Short task:
State how many lines of the data contain the word "Altitudine", and write nothing besides the number.

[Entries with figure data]

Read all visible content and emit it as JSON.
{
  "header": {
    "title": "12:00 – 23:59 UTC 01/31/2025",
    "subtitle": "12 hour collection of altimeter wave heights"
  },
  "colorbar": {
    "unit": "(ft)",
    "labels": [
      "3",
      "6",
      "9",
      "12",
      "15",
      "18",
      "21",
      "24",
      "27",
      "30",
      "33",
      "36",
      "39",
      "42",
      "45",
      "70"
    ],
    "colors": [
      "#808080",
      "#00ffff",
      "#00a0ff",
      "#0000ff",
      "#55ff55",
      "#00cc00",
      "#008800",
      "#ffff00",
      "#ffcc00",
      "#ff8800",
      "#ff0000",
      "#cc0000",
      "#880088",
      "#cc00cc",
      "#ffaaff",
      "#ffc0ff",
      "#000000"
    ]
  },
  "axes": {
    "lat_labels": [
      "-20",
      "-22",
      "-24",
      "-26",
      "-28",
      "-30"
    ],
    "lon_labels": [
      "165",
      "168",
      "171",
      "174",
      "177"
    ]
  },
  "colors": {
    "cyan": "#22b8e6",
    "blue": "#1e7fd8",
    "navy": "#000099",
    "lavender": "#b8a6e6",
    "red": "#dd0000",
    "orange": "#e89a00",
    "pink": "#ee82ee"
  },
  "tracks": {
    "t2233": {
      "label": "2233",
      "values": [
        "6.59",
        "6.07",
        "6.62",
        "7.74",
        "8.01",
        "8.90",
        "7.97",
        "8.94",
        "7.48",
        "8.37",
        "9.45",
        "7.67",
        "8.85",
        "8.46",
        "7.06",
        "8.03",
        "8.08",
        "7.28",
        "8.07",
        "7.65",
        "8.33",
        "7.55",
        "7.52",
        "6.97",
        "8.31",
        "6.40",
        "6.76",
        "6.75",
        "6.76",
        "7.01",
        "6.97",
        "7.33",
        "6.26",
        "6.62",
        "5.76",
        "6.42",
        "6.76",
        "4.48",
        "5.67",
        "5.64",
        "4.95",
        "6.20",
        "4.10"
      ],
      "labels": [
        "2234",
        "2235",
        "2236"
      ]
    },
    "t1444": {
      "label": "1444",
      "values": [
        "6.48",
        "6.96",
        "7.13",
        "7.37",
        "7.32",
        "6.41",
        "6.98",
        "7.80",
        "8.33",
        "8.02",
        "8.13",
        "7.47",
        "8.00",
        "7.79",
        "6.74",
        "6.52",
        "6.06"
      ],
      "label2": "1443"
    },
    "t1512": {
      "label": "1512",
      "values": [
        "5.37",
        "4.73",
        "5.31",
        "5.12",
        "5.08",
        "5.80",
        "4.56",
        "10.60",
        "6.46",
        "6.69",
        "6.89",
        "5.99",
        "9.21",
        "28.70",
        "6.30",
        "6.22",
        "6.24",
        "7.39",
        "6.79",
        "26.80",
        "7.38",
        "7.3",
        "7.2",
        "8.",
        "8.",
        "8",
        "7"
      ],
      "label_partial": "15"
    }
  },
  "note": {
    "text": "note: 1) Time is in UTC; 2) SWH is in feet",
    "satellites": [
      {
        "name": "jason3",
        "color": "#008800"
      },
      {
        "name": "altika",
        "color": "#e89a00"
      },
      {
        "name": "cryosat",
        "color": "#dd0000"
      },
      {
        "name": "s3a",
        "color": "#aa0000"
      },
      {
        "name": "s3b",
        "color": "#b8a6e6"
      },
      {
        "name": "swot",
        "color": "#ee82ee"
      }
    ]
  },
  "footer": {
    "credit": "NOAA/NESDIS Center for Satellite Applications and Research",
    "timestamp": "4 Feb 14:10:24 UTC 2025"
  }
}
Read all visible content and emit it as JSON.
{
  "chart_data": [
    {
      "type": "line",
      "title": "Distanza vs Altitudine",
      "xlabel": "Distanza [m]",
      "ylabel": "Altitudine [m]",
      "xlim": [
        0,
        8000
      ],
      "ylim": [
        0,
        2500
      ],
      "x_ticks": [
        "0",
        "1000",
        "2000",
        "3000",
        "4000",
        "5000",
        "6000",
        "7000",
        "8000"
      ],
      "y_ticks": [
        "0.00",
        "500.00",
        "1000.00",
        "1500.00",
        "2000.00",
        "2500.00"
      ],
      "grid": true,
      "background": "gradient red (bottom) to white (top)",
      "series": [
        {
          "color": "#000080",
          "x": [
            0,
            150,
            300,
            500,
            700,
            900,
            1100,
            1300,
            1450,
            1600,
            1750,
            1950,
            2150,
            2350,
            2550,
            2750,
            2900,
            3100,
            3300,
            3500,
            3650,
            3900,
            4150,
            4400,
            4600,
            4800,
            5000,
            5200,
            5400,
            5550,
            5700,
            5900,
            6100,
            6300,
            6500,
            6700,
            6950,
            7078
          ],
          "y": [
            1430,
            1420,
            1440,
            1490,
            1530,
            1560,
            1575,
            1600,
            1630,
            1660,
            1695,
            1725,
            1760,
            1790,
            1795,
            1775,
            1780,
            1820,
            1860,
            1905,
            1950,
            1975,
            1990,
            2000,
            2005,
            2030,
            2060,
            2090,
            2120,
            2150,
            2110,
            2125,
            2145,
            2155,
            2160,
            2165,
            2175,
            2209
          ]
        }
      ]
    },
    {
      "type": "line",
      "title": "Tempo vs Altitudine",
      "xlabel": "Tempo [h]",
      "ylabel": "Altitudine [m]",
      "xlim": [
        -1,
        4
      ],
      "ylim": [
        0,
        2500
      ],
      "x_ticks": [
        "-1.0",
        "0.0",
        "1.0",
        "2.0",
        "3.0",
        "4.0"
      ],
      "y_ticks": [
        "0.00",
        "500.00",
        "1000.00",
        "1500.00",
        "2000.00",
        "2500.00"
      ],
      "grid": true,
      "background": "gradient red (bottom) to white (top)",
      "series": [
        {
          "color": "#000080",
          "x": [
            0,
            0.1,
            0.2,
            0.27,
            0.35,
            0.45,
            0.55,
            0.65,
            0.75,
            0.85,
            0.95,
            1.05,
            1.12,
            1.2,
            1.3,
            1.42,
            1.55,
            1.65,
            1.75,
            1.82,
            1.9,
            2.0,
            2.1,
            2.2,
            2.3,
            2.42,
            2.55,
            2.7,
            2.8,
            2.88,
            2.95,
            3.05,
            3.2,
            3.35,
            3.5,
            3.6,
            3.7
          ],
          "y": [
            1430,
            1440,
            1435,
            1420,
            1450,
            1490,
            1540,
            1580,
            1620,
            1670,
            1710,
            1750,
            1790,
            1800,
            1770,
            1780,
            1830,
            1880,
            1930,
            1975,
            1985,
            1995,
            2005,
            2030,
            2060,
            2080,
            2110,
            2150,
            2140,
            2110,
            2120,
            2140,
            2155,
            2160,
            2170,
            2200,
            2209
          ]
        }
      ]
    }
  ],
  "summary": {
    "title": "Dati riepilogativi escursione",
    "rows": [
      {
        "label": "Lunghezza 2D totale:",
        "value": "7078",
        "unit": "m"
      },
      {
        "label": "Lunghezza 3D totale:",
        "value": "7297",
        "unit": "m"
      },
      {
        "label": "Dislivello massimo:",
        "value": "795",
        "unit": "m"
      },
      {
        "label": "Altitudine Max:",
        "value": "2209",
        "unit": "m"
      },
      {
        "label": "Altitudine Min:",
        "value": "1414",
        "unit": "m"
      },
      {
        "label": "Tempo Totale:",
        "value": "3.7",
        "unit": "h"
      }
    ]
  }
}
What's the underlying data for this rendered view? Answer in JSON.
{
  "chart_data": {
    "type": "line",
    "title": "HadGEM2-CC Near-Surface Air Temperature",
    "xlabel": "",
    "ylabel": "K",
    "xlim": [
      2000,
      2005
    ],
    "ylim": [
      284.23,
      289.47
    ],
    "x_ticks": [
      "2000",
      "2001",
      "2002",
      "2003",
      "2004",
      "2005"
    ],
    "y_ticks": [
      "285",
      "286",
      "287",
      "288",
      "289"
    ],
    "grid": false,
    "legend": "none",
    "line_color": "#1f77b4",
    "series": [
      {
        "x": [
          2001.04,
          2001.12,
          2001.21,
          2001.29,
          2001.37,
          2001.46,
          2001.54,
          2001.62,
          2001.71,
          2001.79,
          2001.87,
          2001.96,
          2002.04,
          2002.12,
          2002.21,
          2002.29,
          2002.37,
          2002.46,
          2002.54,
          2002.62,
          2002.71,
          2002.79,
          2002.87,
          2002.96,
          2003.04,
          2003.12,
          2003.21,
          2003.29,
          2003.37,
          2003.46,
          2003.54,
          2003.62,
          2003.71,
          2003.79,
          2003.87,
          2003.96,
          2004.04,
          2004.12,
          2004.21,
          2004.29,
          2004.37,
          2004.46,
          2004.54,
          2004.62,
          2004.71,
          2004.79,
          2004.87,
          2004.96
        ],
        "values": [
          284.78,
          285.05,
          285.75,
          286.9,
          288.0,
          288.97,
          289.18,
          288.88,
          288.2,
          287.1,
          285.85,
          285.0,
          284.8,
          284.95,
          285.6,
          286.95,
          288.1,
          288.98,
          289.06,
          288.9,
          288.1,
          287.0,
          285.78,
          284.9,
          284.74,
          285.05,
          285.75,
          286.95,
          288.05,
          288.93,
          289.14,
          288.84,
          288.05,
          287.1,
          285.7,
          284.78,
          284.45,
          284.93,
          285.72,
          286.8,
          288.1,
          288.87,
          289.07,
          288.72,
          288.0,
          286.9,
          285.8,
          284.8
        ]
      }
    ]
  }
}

Result:
6